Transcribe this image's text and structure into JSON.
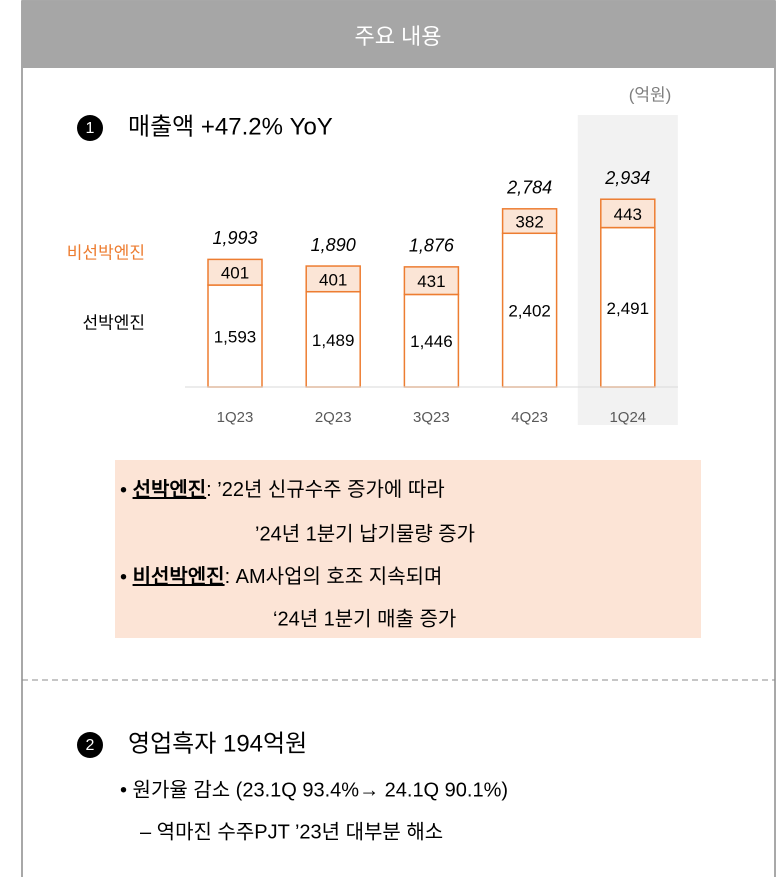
{
  "header": {
    "title": "주요 내용"
  },
  "sections": [
    {
      "number": "1",
      "title": "매출액 +47.2% YoY"
    },
    {
      "number": "2",
      "title": "영업흑자 194억원"
    }
  ],
  "chart_data": {
    "type": "stacked_bar",
    "unit": "(억원)",
    "categories": [
      "1Q23",
      "2Q23",
      "3Q23",
      "4Q23",
      "1Q24"
    ],
    "series": [
      {
        "name": "선박엔진",
        "color": "#ffffff",
        "values": [
          1593,
          1489,
          1446,
          2402,
          2491
        ],
        "value_labels": [
          "1,593",
          "1,489",
          "1,446",
          "2,402",
          "2,491"
        ]
      },
      {
        "name": "비선박엔진",
        "color": "#fbe5d6",
        "values": [
          401,
          401,
          431,
          382,
          443
        ]
      }
    ],
    "totals": [
      1993,
      1890,
      1876,
      2784,
      2934
    ],
    "total_labels": [
      "1,993",
      "1,890",
      "1,876",
      "2,784",
      "2,934"
    ],
    "edge_color": "#ed7d31",
    "highlight": "1Q24"
  },
  "notes": [
    {
      "term": "선박엔진",
      "lines": [
        ": ’22년 신규수주 증가에 따라",
        "’24년 1분기 납기물량 증가"
      ]
    },
    {
      "term": "비선박엔진",
      "lines": [
        ": AM사업의 호조 지속되며",
        "‘24년 1분기 매출 증가"
      ]
    }
  ],
  "details": [
    "• 원가율 감소 (23.1Q  93.4%→ 24.1Q 90.1%)",
    "– 역마진 수주PJT ’23년 대부분 해소"
  ]
}
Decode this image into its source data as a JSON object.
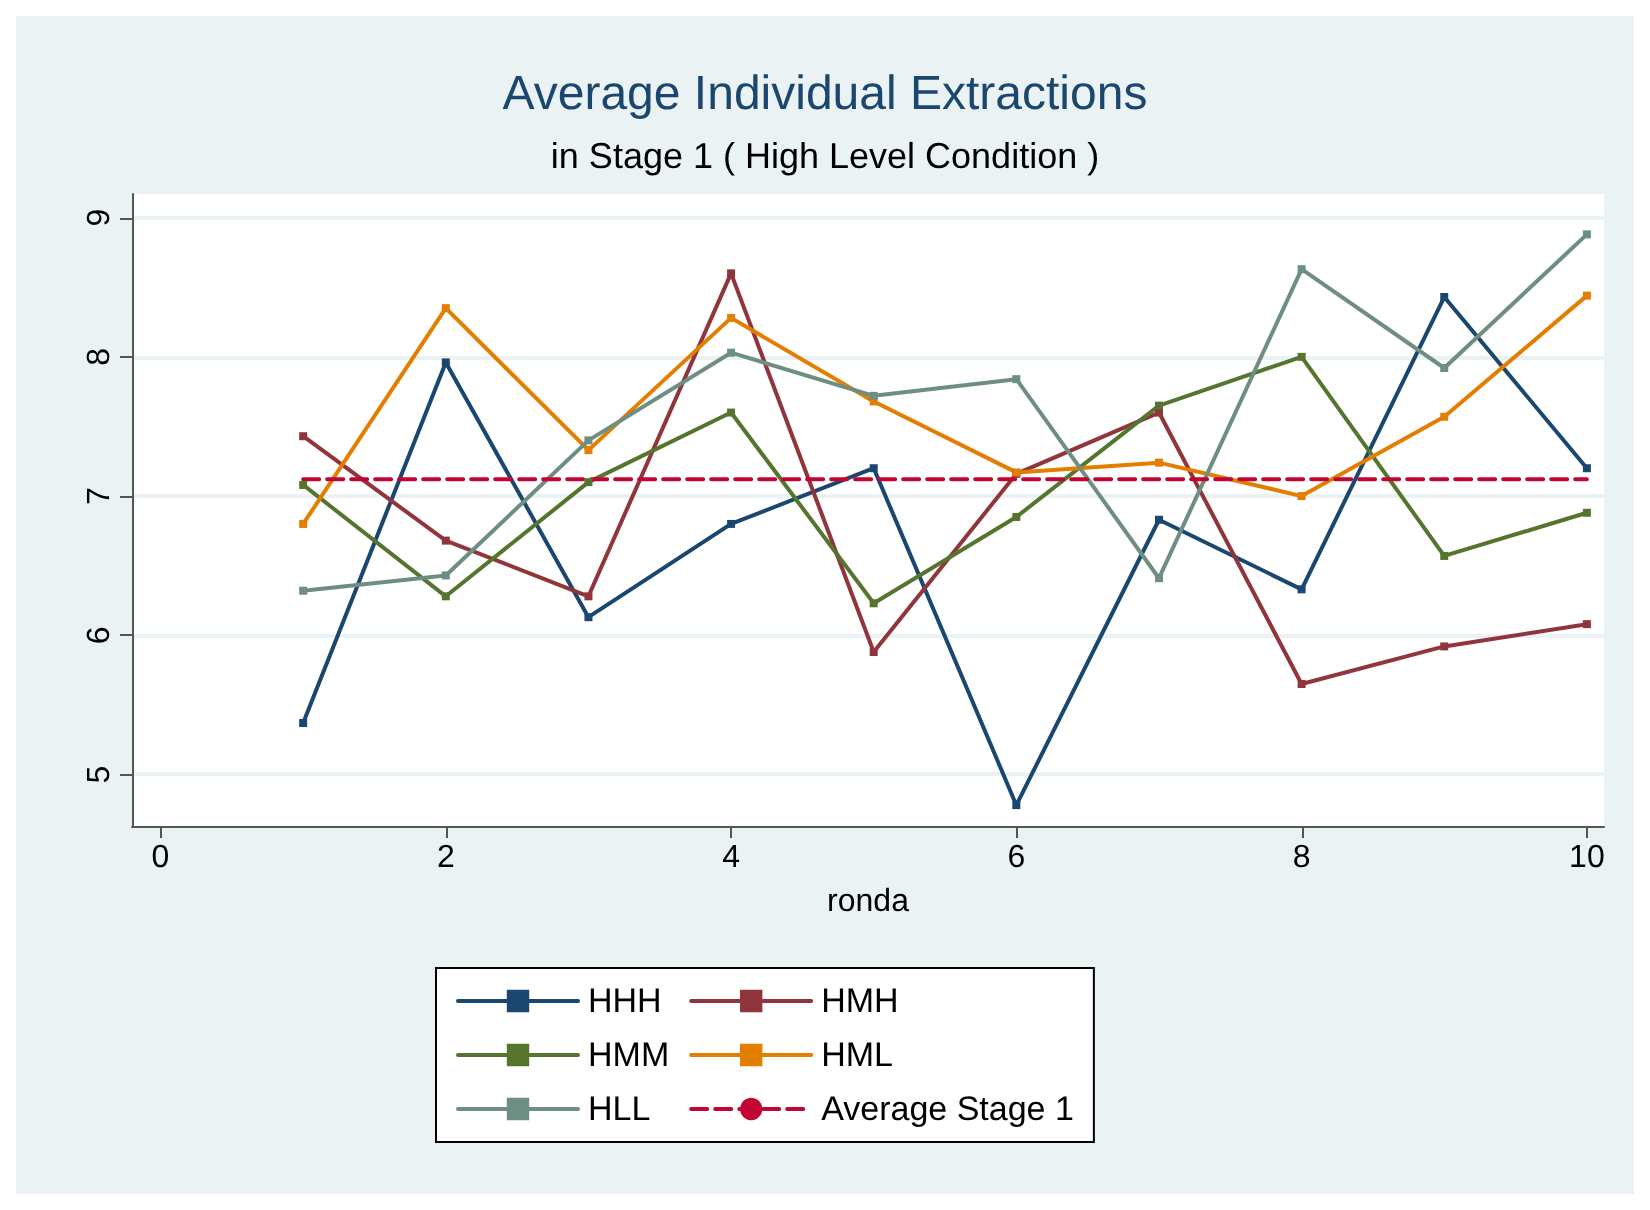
{
  "chart_data": {
    "type": "line",
    "title": "Average Individual Extractions",
    "subtitle": "in Stage 1 ( High Level Condition )",
    "xlabel": "ronda",
    "x": [
      1,
      2,
      3,
      4,
      5,
      6,
      7,
      8,
      9,
      10
    ],
    "series": [
      {
        "name": "HHH",
        "color": "#1a476f",
        "values": [
          5.37,
          7.96,
          6.13,
          6.8,
          7.2,
          4.78,
          6.83,
          6.33,
          8.43,
          7.2
        ]
      },
      {
        "name": "HMH",
        "color": "#90353b",
        "values": [
          7.43,
          6.68,
          6.28,
          8.6,
          5.88,
          7.16,
          7.6,
          5.65,
          5.92,
          6.08
        ]
      },
      {
        "name": "HMM",
        "color": "#55752f",
        "values": [
          7.08,
          6.28,
          7.1,
          7.6,
          6.23,
          6.85,
          7.65,
          8.0,
          6.57,
          6.88
        ]
      },
      {
        "name": "HML",
        "color": "#e37e00",
        "values": [
          6.8,
          8.35,
          7.33,
          8.28,
          7.68,
          7.17,
          7.24,
          7.0,
          7.57,
          8.44
        ]
      },
      {
        "name": "HLL",
        "color": "#6e8e84",
        "values": [
          6.32,
          6.43,
          7.4,
          8.03,
          7.72,
          7.84,
          6.41,
          8.63,
          7.92,
          8.88
        ]
      },
      {
        "name": "Average Stage 1",
        "color": "#c10534",
        "x": [
          1,
          10
        ],
        "values": [
          7.12,
          7.12
        ],
        "line_style": "dashed",
        "marker": "none"
      }
    ],
    "xlim": [
      -0.2,
      10.12
    ],
    "xticks": [
      0,
      2,
      4,
      6,
      8,
      10
    ],
    "ylim": [
      4.63,
      9.17
    ],
    "yticks": [
      5,
      6,
      7,
      8,
      9
    ],
    "grid": "y",
    "legend": "bottom",
    "marker": "square",
    "line_style": "solid"
  }
}
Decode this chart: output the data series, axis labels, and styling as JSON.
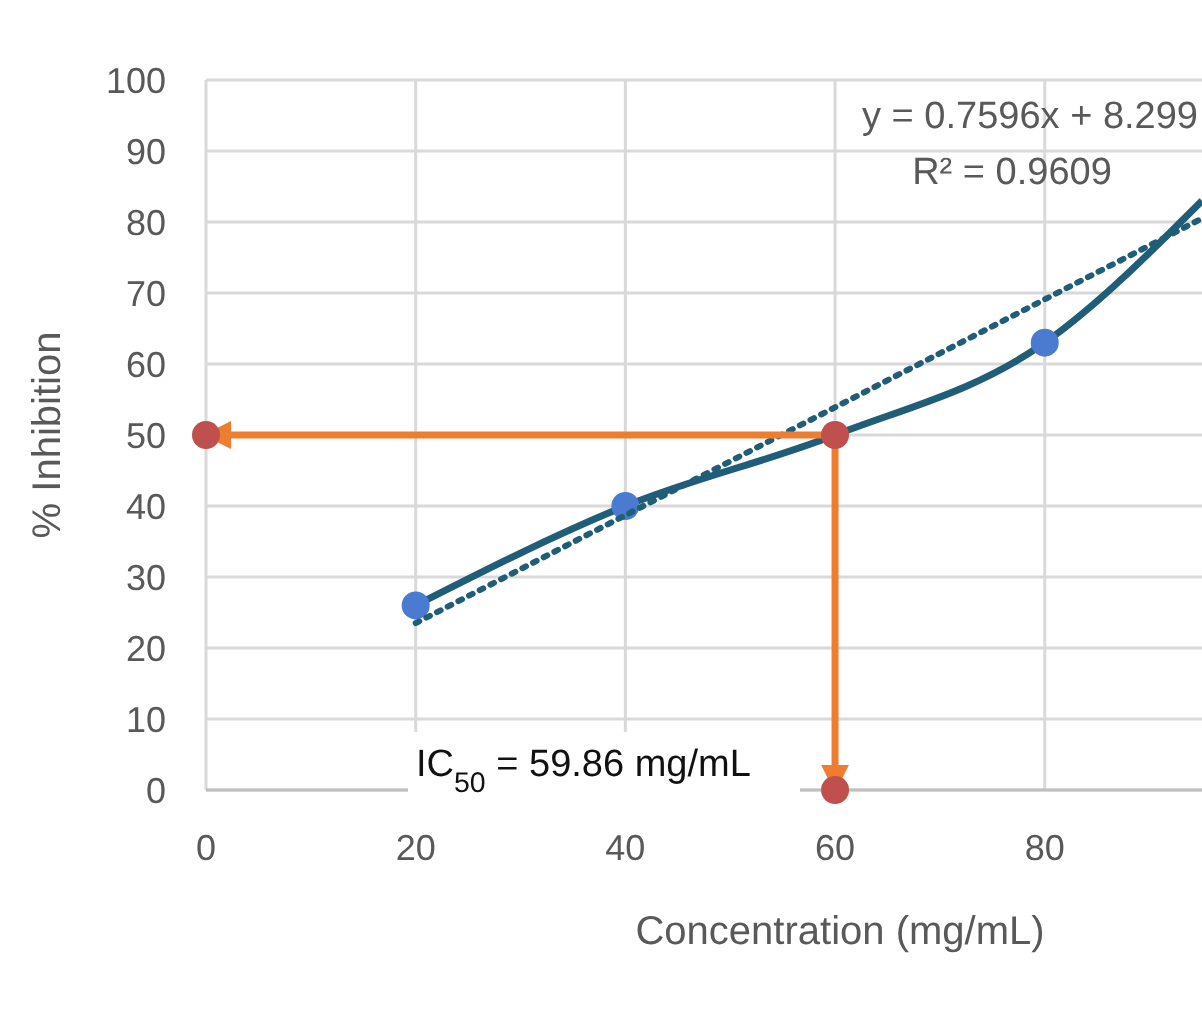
{
  "chart_data": {
    "type": "line",
    "xlabel": "Concentration (mg/mL)",
    "ylabel": "% Inhibition",
    "xlim": [
      0,
      95
    ],
    "xticks": [
      0,
      20,
      40,
      60,
      80
    ],
    "ylim": [
      0,
      100
    ],
    "yticks": [
      0,
      10,
      20,
      30,
      40,
      50,
      60,
      70,
      80,
      90,
      100
    ],
    "grid": true,
    "series": [
      {
        "color": "#1f5d78",
        "x": [
          20,
          40,
          60,
          80,
          95
        ],
        "values": [
          26,
          40,
          50,
          63,
          83
        ],
        "marker": "none",
        "line_style": "solid"
      },
      {
        "type": "scatter",
        "color": "#4a7bd0",
        "x": [
          20,
          40,
          80
        ],
        "values": [
          26,
          40,
          63
        ],
        "marker": "circle"
      },
      {
        "color": "#1f5d78",
        "x": [
          20,
          95
        ],
        "values": [
          23.5,
          80.5
        ],
        "marker": "none",
        "line_style": "dotted"
      },
      {
        "color": "#ed7d31",
        "x": [
          0,
          60,
          60
        ],
        "values": [
          50,
          50,
          0
        ],
        "line_style": "solid"
      },
      {
        "type": "scatter",
        "color": "#c0504d",
        "x": [
          0,
          60,
          60
        ],
        "values": [
          50,
          50,
          0
        ],
        "marker": "circle"
      }
    ],
    "annotations": [
      "y = 0.7596x + 8.299",
      "R² = 0.9609",
      "IC$_{50}$ = 59.86 mg/mL"
    ]
  }
}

§ PROBLEM DETAILS: Pick each line holding the word "image" out of the data and copy it.

§ ANSWER:
Transcribe this image's text and structure into JSON.
Decode this image into its source data as a JSON object.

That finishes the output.